» **Task instructions**
Repeat the material verbatim. Images are excluded from the copy.

» **Stored records**
· · · ·

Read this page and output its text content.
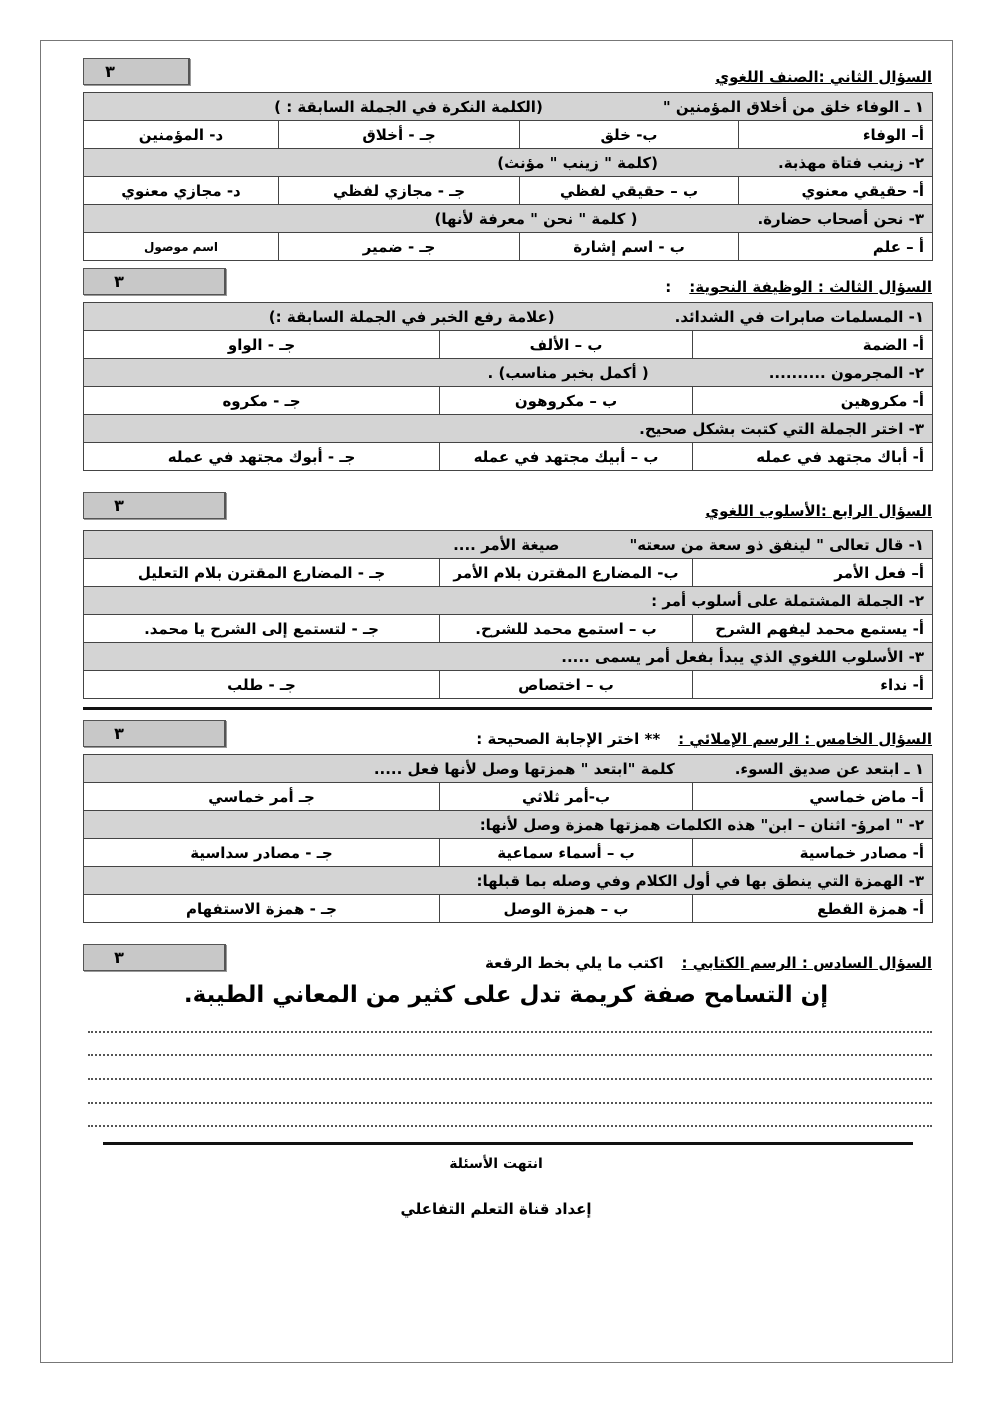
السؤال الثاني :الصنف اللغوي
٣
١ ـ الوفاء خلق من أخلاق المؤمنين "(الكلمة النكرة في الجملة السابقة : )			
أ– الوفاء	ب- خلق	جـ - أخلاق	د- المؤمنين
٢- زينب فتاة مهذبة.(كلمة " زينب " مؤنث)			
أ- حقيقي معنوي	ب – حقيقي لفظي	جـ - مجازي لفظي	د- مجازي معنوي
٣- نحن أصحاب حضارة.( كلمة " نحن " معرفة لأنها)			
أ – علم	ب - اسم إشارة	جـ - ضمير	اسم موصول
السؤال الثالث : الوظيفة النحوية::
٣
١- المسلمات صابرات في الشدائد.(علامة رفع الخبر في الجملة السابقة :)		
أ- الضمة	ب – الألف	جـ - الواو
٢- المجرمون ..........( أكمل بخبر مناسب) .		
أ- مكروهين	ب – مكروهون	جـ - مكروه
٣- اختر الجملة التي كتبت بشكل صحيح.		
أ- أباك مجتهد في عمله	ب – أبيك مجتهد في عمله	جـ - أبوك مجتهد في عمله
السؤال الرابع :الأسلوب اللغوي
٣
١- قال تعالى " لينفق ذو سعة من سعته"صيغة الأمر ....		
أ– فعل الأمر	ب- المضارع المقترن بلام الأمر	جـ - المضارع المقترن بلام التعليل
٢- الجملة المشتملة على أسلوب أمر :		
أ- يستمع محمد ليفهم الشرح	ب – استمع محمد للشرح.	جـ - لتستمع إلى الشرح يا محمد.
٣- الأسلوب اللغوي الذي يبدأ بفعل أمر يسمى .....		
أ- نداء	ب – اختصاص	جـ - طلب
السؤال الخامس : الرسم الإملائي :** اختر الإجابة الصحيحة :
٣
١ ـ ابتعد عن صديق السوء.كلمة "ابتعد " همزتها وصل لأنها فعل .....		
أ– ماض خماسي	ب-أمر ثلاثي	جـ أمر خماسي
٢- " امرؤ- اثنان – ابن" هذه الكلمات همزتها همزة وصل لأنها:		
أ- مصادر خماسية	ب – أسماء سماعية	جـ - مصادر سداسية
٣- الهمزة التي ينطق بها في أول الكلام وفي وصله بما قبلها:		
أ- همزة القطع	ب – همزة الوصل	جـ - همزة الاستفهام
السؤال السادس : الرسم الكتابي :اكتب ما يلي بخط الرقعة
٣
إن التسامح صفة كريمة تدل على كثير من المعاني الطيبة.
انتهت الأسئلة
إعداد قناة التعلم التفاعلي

· · · ·

» **Answer below**
Read this page and output its text content.
السؤال الثاني :الصنف اللغوي
٣
١ ـ الوفاء خلق من أخلاق المؤمنين "(الكلمة النكرة في الجملة السابقة : )			
أ– الوفاء	ب- خلق	جـ - أخلاق	د- المؤمنين
٢- زينب فتاة مهذبة.(كلمة " زينب " مؤنث)			
أ- حقيقي معنوي	ب – حقيقي لفظي	جـ - مجازي لفظي	د- مجازي معنوي
٣- نحن أصحاب حضارة.( كلمة " نحن " معرفة لأنها)			
أ – علم	ب - اسم إشارة	جـ - ضمير	اسم موصول
السؤال الثالث : الوظيفة النحوية::
٣
١- المسلمات صابرات في الشدائد.(علامة رفع الخبر في الجملة السابقة :)		
أ- الضمة	ب – الألف	جـ - الواو
٢- المجرمون ..........( أكمل بخبر مناسب) .		
أ- مكروهين	ب – مكروهون	جـ - مكروه
٣- اختر الجملة التي كتبت بشكل صحيح.		
أ- أباك مجتهد في عمله	ب – أبيك مجتهد في عمله	جـ - أبوك مجتهد في عمله
السؤال الرابع :الأسلوب اللغوي
٣
١- قال تعالى " لينفق ذو سعة من سعته"صيغة الأمر ....		
أ– فعل الأمر	ب- المضارع المقترن بلام الأمر	جـ - المضارع المقترن بلام التعليل
٢- الجملة المشتملة على أسلوب أمر :		
أ- يستمع محمد ليفهم الشرح	ب – استمع محمد للشرح.	جـ - لتستمع إلى الشرح يا محمد.
٣- الأسلوب اللغوي الذي يبدأ بفعل أمر يسمى .....		
أ- نداء	ب – اختصاص	جـ - طلب
السؤال الخامس : الرسم الإملائي :** اختر الإجابة الصحيحة :
٣
١ ـ ابتعد عن صديق السوء.كلمة "ابتعد " همزتها وصل لأنها فعل .....		
أ– ماض خماسي	ب-أمر ثلاثي	جـ أمر خماسي
٢- " امرؤ- اثنان – ابن" هذه الكلمات همزتها همزة وصل لأنها:		
أ- مصادر خماسية	ب – أسماء سماعية	جـ - مصادر سداسية
٣- الهمزة التي ينطق بها في أول الكلام وفي وصله بما قبلها:		
أ- همزة القطع	ب – همزة الوصل	جـ - همزة الاستفهام
السؤال السادس : الرسم الكتابي :اكتب ما يلي بخط الرقعة
٣
إن التسامح صفة كريمة تدل على كثير من المعاني الطيبة.
انتهت الأسئلة
إعداد قناة التعلم التفاعلي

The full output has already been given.